AUSGANGSTEXT -
────

22.03.2011
07.30 Uhr Ein neuer Tag beginnt und ich schlage voller
Vorfreude die Satinbettdecke zur Seite. Hund Dixon stürzt sich
spornstreichs auf mich und kann es gar nicht mehr erwarten, in den
Garten hinausgelassen zu werden.
08.00 Uhr Während der Rüde über den gepflegten englischen Rasen
galoppiert und kreischende Vögel verjagt, klopfe ich an Edelberts
Zimmertüre und gebe zu Protokoll, dass es heute viel zu erleben gibt.
Der schlaue Mann schlägt in die gleiche Kerbe und erwidert, dass wir
nach dem Frühstück das weltbekannte
"Los Angeles County Museum of Art"
(löblich: Los Angeles Landkreismuseum der Kunst) besichtigen und
ausserdem Herrn Greenberg im Studio besuchen werden. Um nicht noch mehr
Zeit zu vertrödeln, eile ich in die Nasszelle und entspanne mich bei
einem Vollbad mit Schaum. Währenddessen rufe ich mit dem NOKIA
Handtelefon in der weissblauen Heimat an.
Amanda
freut sich über den Anruf und möchte wissen, wie es mir in Los Angeles
ergeht. Ich lasse die Maid wissen, dass ich das grosse Glück habe, in
Brandie Creams luxuriöser Villa eine prima Unterkunft gefunden zu haben.

────

QUELLDATEN -
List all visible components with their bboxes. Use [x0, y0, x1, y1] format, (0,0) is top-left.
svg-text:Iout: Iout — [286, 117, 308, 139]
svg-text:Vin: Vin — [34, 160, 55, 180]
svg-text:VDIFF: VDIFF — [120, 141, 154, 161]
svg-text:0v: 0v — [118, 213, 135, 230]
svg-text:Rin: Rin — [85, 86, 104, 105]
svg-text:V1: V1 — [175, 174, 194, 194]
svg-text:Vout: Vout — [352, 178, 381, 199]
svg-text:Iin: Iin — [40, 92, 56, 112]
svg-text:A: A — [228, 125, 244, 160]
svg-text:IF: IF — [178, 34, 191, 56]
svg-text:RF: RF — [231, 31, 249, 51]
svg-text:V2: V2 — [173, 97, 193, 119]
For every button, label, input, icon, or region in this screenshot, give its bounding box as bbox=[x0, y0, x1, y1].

────

SCHRIFTLICHE AUFGABE 1 -
Welches Museum wollen die beiden laut dem Ausgangstext nach dem Frühstück besichtigen?
SCHRIFTLICHE AUFGABE 2 -
Benenne in allen Datensätzen „screenshot“ in „diagram“ um und gib die Datensätze sonst unverändert wieder.

LÖSUNG 1 -
Das „Los Angeles County Museum of Art“.

LÖSUNG 2 -
List all visible components with their bboxes. Use [x0, y0, x1, y1] format, (0,0) is top-left.
svg-text:Iout: Iout — [286, 117, 308, 139]
svg-text:Vin: Vin — [34, 160, 55, 180]
svg-text:VDIFF: VDIFF — [120, 141, 154, 161]
svg-text:0v: 0v — [118, 213, 135, 230]
svg-text:Rin: Rin — [85, 86, 104, 105]
svg-text:V1: V1 — [175, 174, 194, 194]
svg-text:Vout: Vout — [352, 178, 381, 199]
svg-text:Iin: Iin — [40, 92, 56, 112]
svg-text:A: A — [228, 125, 244, 160]
svg-text:IF: IF — [178, 34, 191, 56]
svg-text:RF: RF — [231, 31, 249, 51]
svg-text:V2: V2 — [173, 97, 193, 119]
For every button, label, input, icon, or region in this diagram, give its bounding box as bbox=[x0, y0, x1, y1].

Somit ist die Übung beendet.